Problem description.
Find the lines holding "page" and copy them.
--- Entries shown ---
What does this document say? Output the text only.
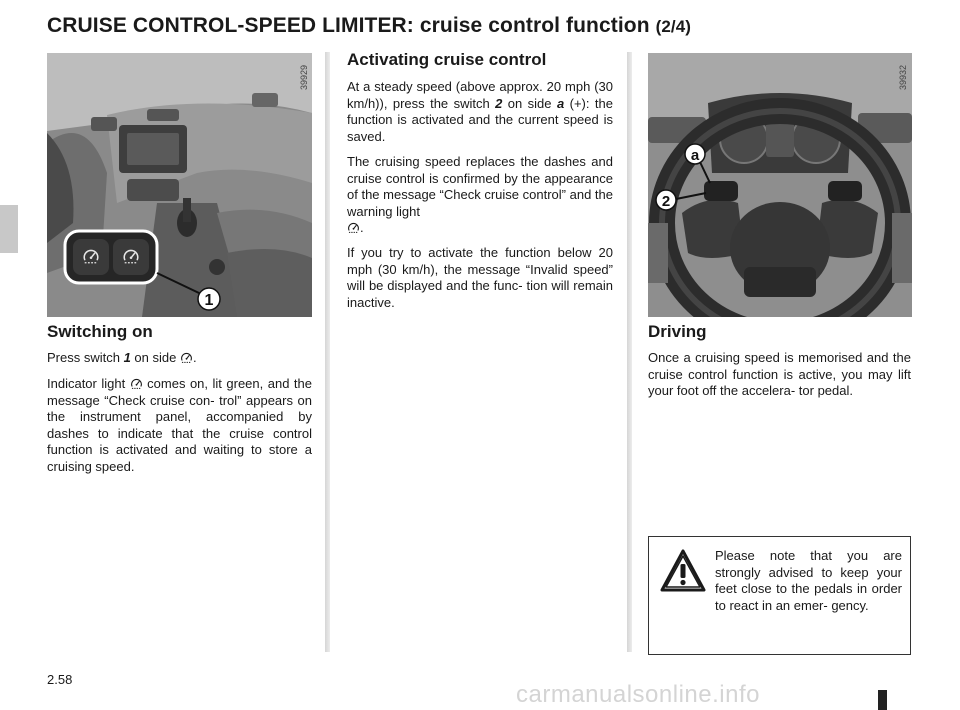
CRUISE CONTROL-SPEED LIMITER: cruise control function (2/4)
1
39929
a
2
39932
Switching on

Press switch 1 on side .

Indicator light  comes on, lit green, and the message “Check cruise con- trol” appears on the instrument panel, accompanied by dashes to indicate that the cruise control function is activated and waiting to store a cruising speed.

Activating cruise control

At a steady speed (above approx. 20 mph (30 km/h)), press the switch 2 on side a (+): the function is activated and the current speed is saved.

The cruising speed replaces the dashes and cruise control is confirmed by the appearance of the message “Check cruise control” and the warning light
.

If you try to activate the function below 20 mph (30 km/h), the message “Invalid speed” will be displayed and the func- tion will remain inactive.

Driving

Once a cruising speed is memorised and the cruise control function is active, you may lift your foot off the accelera- tor pedal.

Please note that you are strongly advised to keep your feet close to the pedals in order to react in an emer- gency.

2.58
carmanualsonline.info
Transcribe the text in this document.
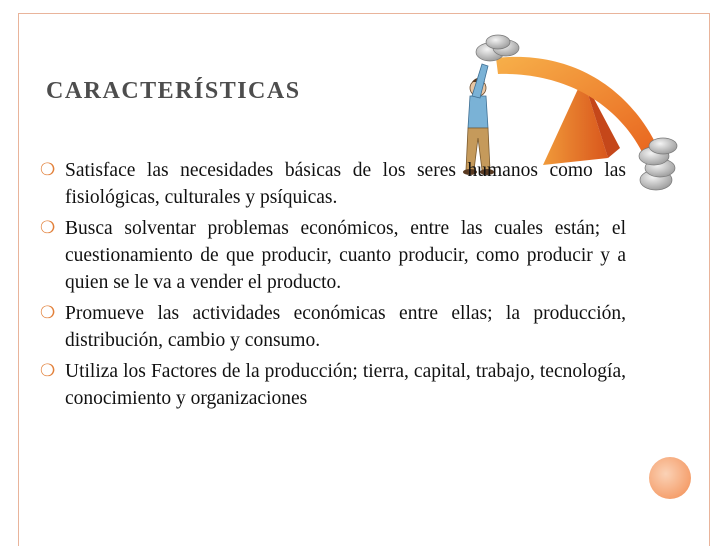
CARACTERÍSTICAS
❍ Satisface las necesidades básicas de los seres humanos como las fisiológicas, culturales y psíquicas.
❍ Busca solventar problemas económicos, entre las cuales están; el cuestionamiento de que producir, cuanto producir, como producir y a quien se le va a vender el producto.
❍ Promueve las actividades económicas entre ellas; la producción, distribución, cambio y consumo.
❍ Utiliza los Factores de la producción; tierra, capital, trabajo, tecnología, conocimiento y organizaciones
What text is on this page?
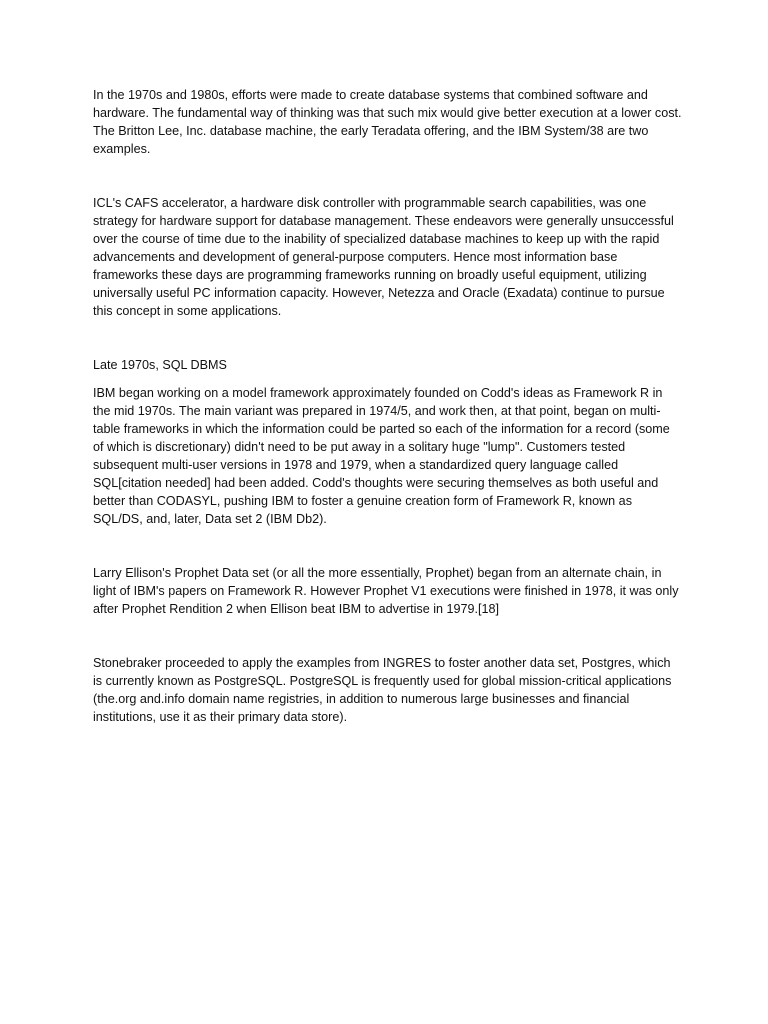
In the 1970s and 1980s, efforts were made to create database systems that combined software and hardware. The fundamental way of thinking was that such mix would give better execution at a lower cost. The Britton Lee, Inc. database machine, the early Teradata offering, and the IBM System/38 are two examples.

ICL's CAFS accelerator, a hardware disk controller with programmable search capabilities, was one strategy for hardware support for database management. These endeavors were generally unsuccessful over the course of time due to the inability of specialized database machines to keep up with the rapid advancements and development of general-purpose computers. Hence most information base frameworks these days are programming frameworks running on broadly useful equipment, utilizing universally useful PC information capacity. However, Netezza and Oracle (Exadata) continue to pursue this concept in some applications.

Late 1970s, SQL DBMS

IBM began working on a model framework approximately founded on Codd's ideas as Framework R in the mid 1970s. The main variant was prepared in 1974/5, and work then, at that point, began on multi-table frameworks in which the information could be parted so each of the information for a record (some of which is discretionary) didn't need to be put away in a solitary huge "lump". Customers tested subsequent multi-user versions in 1978 and 1979, when a standardized query language called SQL[citation needed] had been added. Codd's thoughts were securing themselves as both useful and better than CODASYL, pushing IBM to foster a genuine creation form of Framework R, known as SQL/DS, and, later, Data set 2 (IBM Db2).

Larry Ellison's Prophet Data set (or all the more essentially, Prophet) began from an alternate chain, in light of IBM's papers on Framework R. However Prophet V1 executions were finished in 1978, it was only after Prophet Rendition 2 when Ellison beat IBM to advertise in 1979.[18]

Stonebraker proceeded to apply the examples from INGRES to foster another data set, Postgres, which is currently known as PostgreSQL. PostgreSQL is frequently used for global mission-critical applications (the.org and.info domain name registries, in addition to numerous large businesses and financial institutions, use it as their primary data store).
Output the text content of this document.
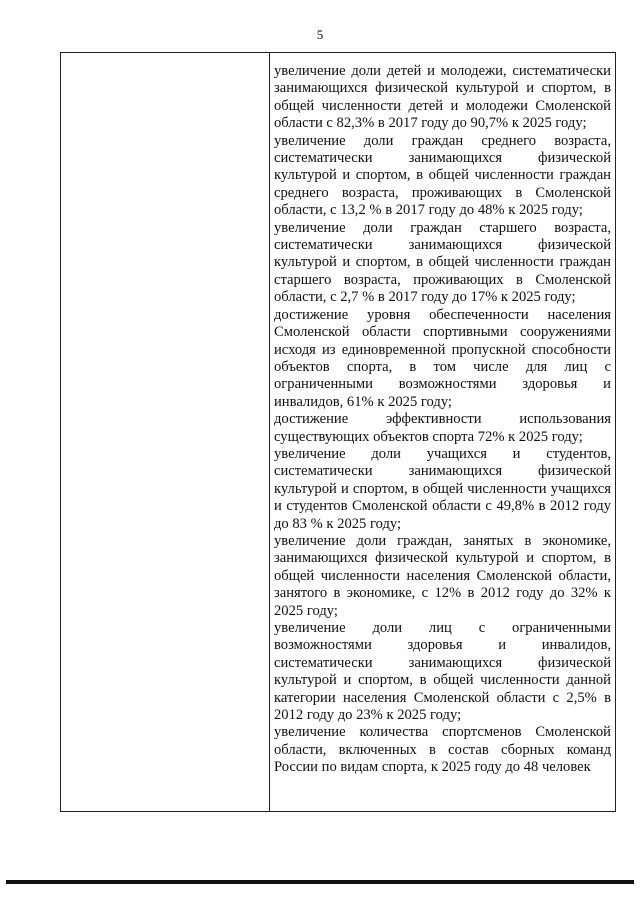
5

увеличение доли детей и молодежи, систематически занимающихся физической культурой и спортом, в общей численности детей и молодежи Смоленской области с 82,3% в 2017 году до 90,7% к 2025 году;

увеличение доли граждан среднего возраста, систематически занимающихся физической культурой и спортом, в общей численности граждан среднего возраста, проживающих в Смоленской области, с 13,2 % в 2017 году до 48% к 2025 году;

увеличение доли граждан старшего возраста, систематически занимающихся физической культурой и спортом, в общей численности граждан старшего возраста, проживающих в Смоленской области, с 2,7 % в 2017 году до 17% к 2025 году;

достижение уровня обеспеченности населения Смоленской области спортивными сооружениями исходя из единовременной пропускной способности объектов спорта, в том числе для лиц с ограниченными возможностями здоровья и инвалидов, 61% к 2025 году;

достижение эффективности использования существующих объектов спорта 72% к 2025 году;

увеличение доли учащихся и студентов, систематически занимающихся физической культурой и спортом, в общей численности учащихся и студентов Смоленской области с 49,8% в 2012 году до 83 % к 2025 году;

увеличение доли граждан, занятых в экономике, занимающихся физической культурой и спортом, в общей численности населения Смоленской области, занятого в экономике, с 12% в 2012 году до 32% к 2025 году;

увеличение доли лиц с ограниченными возможностями здоровья и инвалидов, систематически занимающихся физической культурой и спортом, в общей численности данной категории населения Смоленской области с 2,5% в 2012 году до 23% к 2025 году;

увеличение количества спортсменов Смоленской области, включенных в состав сборных команд России по видам спорта, к 2025 году до 48 человек
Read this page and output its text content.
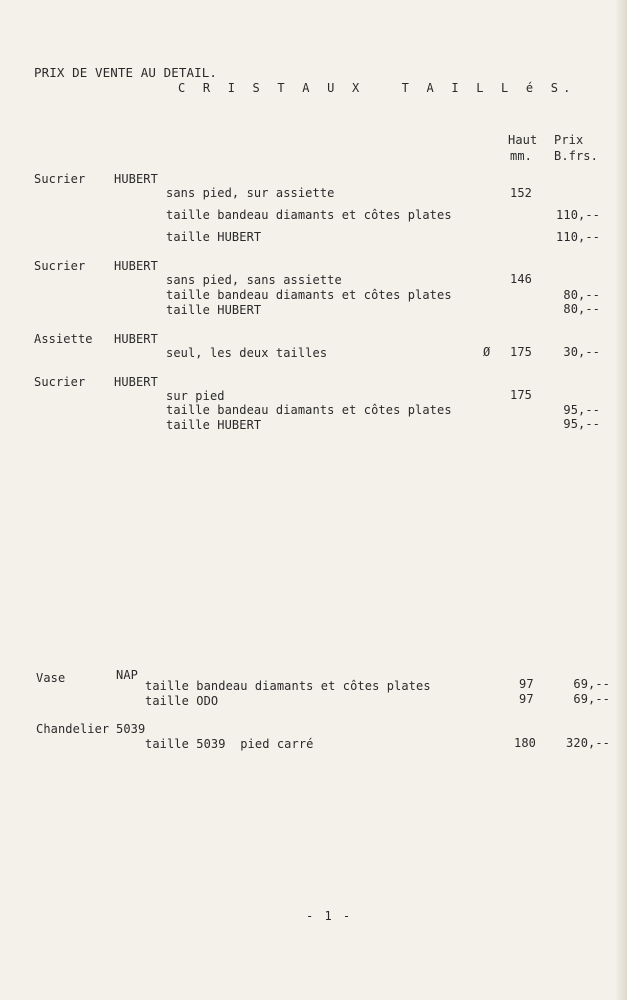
PRIX DE VENTE AU DETAIL.
C R I S T A U X   T A I L L é S.
Haut
mm.
Prix
B.frs.
Sucrier HUBERT
sans pied, sur assiette	152
taille bandeau diamants et côtes plates	110,--
taille HUBERT	110,--
Sucrier HUBERT
sans pied, sans assiette	146
taille bandeau diamants et côtes plates	80,--
taille HUBERT	80,--
Assiette HUBERT
seul, les deux tailles	Ø 175	30,--
Sucrier HUBERT
sur pied	175
taille bandeau diamants et côtes plates	95,--
taille HUBERT	95,--
Vase	NAP
taille bandeau diamants et côtes plates	97	69,--
taille ODO	97	69,--
Chandelier 5039
taille 5039  pied carré	180	320,--
- 1 -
---
Finished exercise.
What text is on this page?
Read this page and output its text content.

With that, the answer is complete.